### The request
Can you recast all the items below as a Markdown table with two columns, "Row" and "Item line", numbering each line in order and leaving out any blank lines?

### Data excerpts
● ● ● ●

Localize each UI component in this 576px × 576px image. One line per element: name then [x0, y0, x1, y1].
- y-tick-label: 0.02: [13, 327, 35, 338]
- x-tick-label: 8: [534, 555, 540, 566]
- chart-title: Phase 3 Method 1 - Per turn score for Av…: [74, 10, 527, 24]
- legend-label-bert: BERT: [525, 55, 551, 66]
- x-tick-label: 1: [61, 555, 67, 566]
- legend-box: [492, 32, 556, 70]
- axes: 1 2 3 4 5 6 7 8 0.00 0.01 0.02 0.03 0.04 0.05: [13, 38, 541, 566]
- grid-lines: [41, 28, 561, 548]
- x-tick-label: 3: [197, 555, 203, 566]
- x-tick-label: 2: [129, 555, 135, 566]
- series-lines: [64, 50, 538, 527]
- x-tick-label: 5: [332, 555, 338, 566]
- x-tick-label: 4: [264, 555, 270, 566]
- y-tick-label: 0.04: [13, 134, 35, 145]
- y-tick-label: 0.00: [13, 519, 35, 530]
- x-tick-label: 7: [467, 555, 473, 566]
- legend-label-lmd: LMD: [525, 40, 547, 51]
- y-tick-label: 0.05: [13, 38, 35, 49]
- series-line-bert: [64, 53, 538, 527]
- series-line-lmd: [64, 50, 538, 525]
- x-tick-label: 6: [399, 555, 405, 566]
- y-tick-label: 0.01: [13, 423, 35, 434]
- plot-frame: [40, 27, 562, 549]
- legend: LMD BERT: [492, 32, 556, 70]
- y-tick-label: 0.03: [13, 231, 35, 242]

● ● ● ●

### Answer for this exercise
| Row | Item line |
|---|---|
| 1 | Localize each UI component in this 576px × 576px image. One line per element: name then [x0, y0, x1, y1]. |
| 2 | - y-tick-label: 0.02: [13, 327, 35, 338] |
| 3 | - x-tick-label: 8: [534, 555, 540, 566] |
| 4 | - chart-title: Phase 3 Method 1 - Per turn score for Av…: [74, 10, 527, 24] |
| 5 | - legend-label-bert: BERT: [525, 55, 551, 66] |
| 6 | - x-tick-label: 1: [61, 555, 67, 566] |
| 7 | - legend-box: [492, 32, 556, 70] |
| 8 | - axes: 1 2 3 4 5 6 7 8 0.00 0.01 0.02 0.03 0.04 0.05: [13, 38, 541, 566] |
| 9 | - grid-lines: [41, 28, 561, 548] |
| 10 | - x-tick-label: 3: [197, 555, 203, 566] |
| 11 | - x-tick-label: 2: [129, 555, 135, 566] |
| 12 | - series-lines: [64, 50, 538, 527] |
| 13 | - x-tick-label: 5: [332, 555, 338, 566] |
| 14 | - x-tick-label: 4: [264, 555, 270, 566] |
| 15 | - y-tick-label: 0.04: [13, 134, 35, 145] |
| 16 | - y-tick-label: 0.00: [13, 519, 35, 530] |
| 17 | - x-tick-label: 7: [467, 555, 473, 566] |
| 18 | - legend-label-lmd: LMD: [525, 40, 547, 51] |
| 19 | - y-tick-label: 0.05: [13, 38, 35, 49] |
| 20 | - series-line-bert: [64, 53, 538, 527] |
| 21 | - series-line-lmd: [64, 50, 538, 525] |
| 22 | - x-tick-label: 6: [399, 555, 405, 566] |
| 23 | - y-tick-label: 0.01: [13, 423, 35, 434] |
| 24 | - plot-frame: [40, 27, 562, 549] |
| 25 | - legend: LMD BERT: [492, 32, 556, 70] |
| 26 | - y-tick-label: 0.03: [13, 231, 35, 242] |